**TASK REQUIREMENTS:**
Wherever the word "Rate" appears in the entries, copy the whole line.

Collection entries
========

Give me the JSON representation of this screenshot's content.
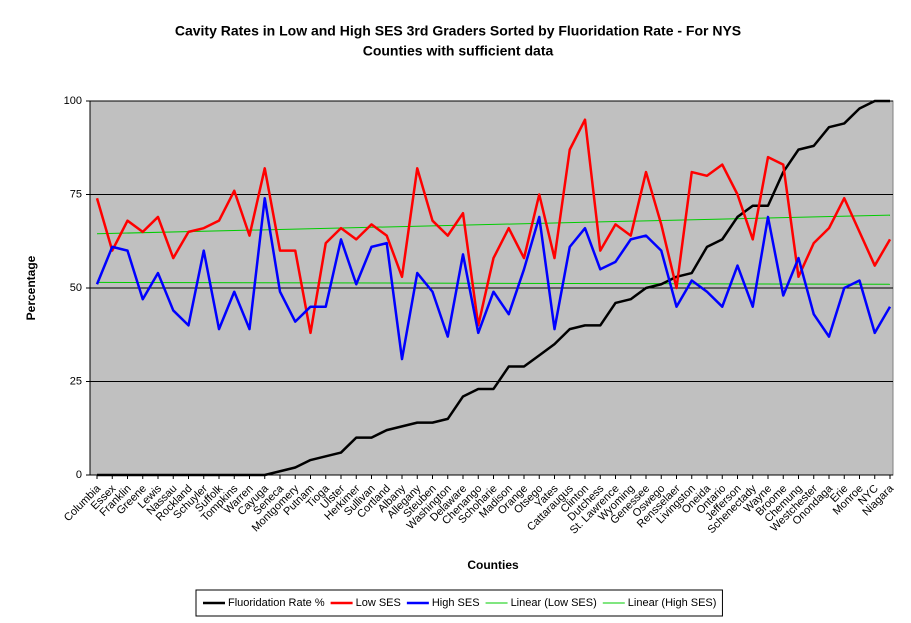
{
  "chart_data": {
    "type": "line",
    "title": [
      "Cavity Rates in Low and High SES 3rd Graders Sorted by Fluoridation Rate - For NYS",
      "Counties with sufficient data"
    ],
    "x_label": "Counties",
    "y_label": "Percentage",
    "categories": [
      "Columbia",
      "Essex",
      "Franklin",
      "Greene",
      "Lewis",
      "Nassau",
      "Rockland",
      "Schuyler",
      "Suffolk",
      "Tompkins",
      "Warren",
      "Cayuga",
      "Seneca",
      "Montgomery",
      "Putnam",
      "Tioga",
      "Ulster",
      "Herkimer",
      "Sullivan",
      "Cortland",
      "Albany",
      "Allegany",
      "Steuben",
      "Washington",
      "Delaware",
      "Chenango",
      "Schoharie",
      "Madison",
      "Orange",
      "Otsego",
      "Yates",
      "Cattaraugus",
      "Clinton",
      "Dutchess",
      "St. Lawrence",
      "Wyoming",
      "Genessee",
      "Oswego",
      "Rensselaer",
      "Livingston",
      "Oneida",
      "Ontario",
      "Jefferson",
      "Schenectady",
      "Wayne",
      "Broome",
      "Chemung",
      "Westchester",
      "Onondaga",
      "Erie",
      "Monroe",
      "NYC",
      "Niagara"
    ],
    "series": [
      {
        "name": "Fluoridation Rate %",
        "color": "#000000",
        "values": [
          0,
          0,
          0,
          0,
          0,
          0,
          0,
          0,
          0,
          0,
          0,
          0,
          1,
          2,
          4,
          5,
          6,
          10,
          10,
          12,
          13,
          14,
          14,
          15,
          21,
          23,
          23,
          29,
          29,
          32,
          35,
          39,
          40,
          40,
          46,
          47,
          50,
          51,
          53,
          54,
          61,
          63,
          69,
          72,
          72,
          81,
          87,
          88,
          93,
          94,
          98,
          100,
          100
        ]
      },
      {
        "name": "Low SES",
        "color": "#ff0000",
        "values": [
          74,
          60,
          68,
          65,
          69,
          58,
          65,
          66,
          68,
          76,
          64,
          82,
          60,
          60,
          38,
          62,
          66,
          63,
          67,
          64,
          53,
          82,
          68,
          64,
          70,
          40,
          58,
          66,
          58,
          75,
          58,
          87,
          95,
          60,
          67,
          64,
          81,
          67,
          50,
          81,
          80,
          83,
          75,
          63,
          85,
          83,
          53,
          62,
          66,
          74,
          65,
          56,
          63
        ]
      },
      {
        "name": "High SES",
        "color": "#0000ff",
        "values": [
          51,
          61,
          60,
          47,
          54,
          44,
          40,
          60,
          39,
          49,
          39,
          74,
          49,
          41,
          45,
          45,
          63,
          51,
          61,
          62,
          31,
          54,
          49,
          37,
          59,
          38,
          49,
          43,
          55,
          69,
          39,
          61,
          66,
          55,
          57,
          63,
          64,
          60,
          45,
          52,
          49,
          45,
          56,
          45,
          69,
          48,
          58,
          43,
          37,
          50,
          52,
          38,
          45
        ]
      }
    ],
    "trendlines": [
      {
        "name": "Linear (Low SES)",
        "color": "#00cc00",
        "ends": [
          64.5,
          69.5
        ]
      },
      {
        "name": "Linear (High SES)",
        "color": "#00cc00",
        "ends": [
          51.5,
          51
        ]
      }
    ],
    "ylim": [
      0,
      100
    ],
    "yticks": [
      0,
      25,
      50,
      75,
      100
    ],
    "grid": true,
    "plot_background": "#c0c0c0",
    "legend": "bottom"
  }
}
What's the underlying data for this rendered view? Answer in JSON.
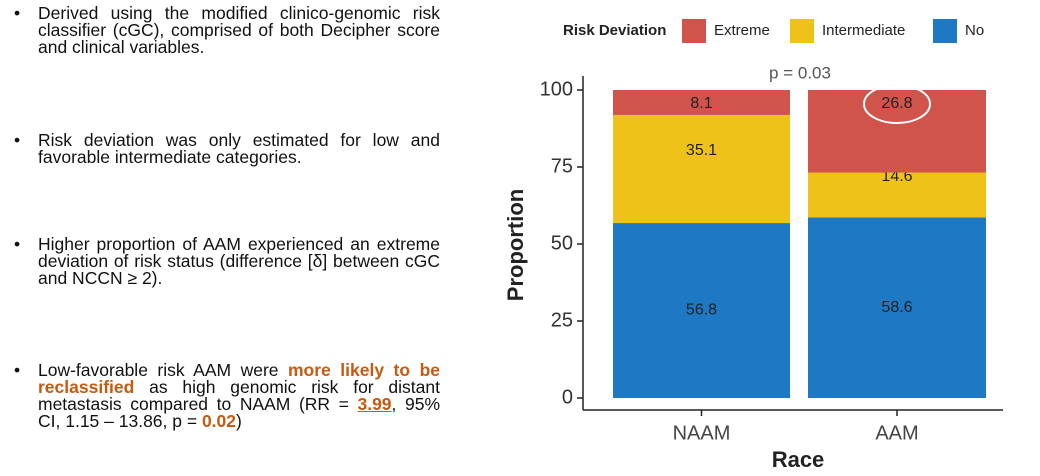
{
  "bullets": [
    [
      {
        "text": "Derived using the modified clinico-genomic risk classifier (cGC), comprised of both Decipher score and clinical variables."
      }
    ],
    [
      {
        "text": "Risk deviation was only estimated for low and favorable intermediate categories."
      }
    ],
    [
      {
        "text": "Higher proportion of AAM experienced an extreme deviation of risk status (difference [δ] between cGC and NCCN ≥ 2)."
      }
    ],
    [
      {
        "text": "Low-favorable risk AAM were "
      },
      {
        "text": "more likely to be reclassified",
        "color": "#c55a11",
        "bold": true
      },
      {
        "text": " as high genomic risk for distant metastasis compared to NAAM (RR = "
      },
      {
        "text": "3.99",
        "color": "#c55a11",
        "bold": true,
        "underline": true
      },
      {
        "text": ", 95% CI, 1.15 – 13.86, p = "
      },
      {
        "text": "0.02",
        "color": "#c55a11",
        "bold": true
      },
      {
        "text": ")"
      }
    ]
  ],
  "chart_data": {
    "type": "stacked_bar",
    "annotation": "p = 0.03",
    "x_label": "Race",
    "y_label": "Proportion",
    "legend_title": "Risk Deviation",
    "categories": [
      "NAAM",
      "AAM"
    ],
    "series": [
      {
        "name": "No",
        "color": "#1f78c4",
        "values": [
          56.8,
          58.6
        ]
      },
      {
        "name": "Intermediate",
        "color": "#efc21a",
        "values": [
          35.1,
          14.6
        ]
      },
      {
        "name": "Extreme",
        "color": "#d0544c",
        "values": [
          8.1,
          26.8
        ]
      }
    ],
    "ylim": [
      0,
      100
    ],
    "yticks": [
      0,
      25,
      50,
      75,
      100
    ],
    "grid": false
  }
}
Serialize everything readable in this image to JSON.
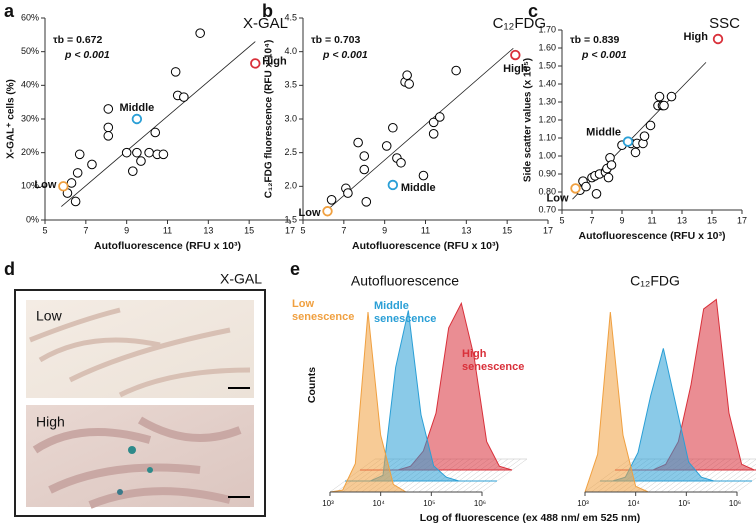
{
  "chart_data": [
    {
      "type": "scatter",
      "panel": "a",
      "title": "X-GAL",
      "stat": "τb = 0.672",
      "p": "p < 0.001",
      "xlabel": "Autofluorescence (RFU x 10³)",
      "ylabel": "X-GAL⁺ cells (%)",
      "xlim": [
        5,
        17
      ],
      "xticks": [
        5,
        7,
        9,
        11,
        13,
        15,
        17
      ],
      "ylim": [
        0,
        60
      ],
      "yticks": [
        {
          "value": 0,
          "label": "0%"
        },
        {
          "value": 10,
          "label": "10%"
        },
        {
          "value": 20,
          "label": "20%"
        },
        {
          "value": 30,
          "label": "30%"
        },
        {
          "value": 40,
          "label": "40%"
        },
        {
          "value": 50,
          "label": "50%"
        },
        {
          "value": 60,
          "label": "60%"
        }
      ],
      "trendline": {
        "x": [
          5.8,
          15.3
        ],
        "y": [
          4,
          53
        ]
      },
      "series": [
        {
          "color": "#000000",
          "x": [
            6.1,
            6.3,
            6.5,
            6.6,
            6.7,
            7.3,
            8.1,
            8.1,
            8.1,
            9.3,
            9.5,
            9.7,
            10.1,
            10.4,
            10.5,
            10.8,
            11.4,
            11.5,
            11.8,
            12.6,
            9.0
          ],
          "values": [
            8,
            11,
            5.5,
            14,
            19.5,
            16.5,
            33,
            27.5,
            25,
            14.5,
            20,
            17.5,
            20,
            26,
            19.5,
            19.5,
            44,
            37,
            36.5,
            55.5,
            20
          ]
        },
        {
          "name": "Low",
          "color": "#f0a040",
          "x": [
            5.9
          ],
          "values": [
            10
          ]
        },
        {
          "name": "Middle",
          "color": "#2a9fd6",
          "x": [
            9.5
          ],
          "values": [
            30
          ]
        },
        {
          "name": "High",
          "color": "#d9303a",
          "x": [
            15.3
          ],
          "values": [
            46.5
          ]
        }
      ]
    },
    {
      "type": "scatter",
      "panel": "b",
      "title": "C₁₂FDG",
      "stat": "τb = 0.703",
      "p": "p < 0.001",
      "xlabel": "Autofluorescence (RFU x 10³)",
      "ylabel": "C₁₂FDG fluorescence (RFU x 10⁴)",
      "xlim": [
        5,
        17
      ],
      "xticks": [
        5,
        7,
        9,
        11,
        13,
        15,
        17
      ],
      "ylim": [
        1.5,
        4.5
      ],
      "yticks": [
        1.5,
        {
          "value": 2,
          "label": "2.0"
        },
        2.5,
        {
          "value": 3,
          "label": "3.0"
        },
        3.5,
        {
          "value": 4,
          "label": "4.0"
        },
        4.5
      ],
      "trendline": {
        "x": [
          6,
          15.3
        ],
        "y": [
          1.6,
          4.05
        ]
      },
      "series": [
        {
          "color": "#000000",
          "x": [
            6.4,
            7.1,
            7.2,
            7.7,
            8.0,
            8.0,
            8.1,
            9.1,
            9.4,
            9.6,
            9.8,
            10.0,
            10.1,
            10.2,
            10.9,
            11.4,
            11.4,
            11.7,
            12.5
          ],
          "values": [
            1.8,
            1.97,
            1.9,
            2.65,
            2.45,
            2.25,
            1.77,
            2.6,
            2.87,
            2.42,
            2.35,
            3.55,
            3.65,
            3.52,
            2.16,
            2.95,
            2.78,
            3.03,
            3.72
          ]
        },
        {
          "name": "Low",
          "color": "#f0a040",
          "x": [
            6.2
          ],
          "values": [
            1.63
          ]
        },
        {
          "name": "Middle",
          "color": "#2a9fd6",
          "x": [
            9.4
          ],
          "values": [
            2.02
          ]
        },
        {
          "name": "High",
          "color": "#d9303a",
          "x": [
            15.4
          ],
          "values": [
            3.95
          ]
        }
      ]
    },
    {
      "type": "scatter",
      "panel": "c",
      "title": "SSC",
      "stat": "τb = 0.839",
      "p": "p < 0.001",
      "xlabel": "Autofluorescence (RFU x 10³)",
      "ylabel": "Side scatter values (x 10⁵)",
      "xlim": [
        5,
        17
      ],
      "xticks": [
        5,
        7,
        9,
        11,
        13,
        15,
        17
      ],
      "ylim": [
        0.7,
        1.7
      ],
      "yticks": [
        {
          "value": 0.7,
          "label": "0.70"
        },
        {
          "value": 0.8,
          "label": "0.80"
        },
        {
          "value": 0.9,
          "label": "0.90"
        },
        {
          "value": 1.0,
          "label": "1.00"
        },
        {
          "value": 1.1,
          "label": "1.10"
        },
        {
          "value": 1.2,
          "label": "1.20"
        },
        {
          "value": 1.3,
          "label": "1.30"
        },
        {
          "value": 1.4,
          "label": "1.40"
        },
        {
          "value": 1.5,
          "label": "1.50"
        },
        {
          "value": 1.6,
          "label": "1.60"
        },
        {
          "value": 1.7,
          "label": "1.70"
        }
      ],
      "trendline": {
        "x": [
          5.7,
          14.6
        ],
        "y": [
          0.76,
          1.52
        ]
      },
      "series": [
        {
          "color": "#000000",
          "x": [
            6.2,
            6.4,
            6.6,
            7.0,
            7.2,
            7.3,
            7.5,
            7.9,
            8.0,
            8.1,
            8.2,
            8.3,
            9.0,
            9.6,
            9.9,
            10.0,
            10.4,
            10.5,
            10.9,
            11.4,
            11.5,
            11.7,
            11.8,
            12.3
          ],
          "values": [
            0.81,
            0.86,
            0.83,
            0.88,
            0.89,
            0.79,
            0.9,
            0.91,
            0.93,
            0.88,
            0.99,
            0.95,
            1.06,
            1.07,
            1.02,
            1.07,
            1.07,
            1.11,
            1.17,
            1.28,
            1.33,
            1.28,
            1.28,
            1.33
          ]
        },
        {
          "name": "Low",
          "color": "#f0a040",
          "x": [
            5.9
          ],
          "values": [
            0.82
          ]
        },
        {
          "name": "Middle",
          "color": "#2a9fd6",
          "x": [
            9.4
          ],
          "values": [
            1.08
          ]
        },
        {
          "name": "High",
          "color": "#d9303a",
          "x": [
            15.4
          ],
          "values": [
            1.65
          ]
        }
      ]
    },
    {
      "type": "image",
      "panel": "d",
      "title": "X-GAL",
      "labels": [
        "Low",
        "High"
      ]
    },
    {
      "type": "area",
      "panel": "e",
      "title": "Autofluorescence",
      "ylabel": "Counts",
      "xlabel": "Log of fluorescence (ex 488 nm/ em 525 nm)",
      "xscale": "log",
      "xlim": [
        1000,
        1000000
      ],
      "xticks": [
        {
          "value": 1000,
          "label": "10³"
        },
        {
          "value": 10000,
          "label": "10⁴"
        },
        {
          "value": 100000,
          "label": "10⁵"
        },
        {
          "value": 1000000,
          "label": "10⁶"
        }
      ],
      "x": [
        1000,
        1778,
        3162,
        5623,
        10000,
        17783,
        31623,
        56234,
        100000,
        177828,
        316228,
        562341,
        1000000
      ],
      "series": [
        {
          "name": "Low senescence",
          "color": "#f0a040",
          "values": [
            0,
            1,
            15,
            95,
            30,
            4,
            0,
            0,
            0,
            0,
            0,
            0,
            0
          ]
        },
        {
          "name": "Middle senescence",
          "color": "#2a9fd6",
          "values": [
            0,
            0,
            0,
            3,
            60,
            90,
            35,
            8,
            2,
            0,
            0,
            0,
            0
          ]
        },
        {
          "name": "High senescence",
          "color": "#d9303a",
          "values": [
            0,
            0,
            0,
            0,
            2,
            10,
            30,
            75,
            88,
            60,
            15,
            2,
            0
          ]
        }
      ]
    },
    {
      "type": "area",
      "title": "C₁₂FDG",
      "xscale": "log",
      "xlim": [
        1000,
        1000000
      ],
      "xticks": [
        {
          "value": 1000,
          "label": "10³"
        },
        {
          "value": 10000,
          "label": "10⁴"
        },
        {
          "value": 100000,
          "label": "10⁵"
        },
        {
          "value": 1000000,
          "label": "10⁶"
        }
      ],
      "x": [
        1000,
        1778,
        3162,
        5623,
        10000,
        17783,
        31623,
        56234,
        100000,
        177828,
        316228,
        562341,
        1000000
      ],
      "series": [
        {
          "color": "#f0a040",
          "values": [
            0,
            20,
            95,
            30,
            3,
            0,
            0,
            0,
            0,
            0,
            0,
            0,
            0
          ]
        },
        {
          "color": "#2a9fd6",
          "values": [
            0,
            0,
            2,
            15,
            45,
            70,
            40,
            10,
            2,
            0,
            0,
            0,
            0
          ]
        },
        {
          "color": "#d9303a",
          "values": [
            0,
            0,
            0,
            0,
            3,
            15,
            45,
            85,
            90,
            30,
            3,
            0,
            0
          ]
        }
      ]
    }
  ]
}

========

**RESULT OF THE EXERCISE:**
      "Cavity Rates in Low and High SES 3rd Graders Sorted by Fluoridation Rate - For NYS",
        "name": "Fluoridation Rate %",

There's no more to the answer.